Saved data entries:
--- Begin ---

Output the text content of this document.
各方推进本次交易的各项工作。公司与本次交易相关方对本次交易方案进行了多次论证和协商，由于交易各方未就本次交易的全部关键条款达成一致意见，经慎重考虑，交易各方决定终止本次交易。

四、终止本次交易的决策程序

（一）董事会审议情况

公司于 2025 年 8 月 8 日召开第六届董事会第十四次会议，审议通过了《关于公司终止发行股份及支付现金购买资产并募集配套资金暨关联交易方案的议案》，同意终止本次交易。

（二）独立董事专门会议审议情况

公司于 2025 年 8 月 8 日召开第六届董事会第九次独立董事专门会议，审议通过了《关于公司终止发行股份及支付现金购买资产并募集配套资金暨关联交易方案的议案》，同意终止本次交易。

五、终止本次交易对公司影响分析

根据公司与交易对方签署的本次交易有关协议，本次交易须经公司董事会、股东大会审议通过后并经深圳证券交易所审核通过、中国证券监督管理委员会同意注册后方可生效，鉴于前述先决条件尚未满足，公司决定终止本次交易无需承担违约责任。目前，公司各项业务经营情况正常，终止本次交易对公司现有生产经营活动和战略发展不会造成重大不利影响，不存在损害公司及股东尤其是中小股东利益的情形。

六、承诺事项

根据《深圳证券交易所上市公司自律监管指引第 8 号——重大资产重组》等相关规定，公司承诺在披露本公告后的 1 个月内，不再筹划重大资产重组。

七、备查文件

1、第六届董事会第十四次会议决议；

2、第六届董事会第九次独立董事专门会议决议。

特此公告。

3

--- End ---

Exercise aim: Return each line where "关于公司终止发行股份及支付现金购买资产并募集配套资金暨关联交易方案的议案" shows up.

Result:
公司于 2025 年 8 月 8 日召开第六届董事会第十四次会议，审议通过了《关于公司终止发行股份及支付现金购买资产并募集配套资金暨关联交易方案的议案》，同意终止本次交易。
公司于 2025 年 8 月 8 日召开第六届董事会第九次独立董事专门会议，审议通过了《关于公司终止发行股份及支付现金购买资产并募集配套资金暨关联交易方案的议案》，同意终止本次交易。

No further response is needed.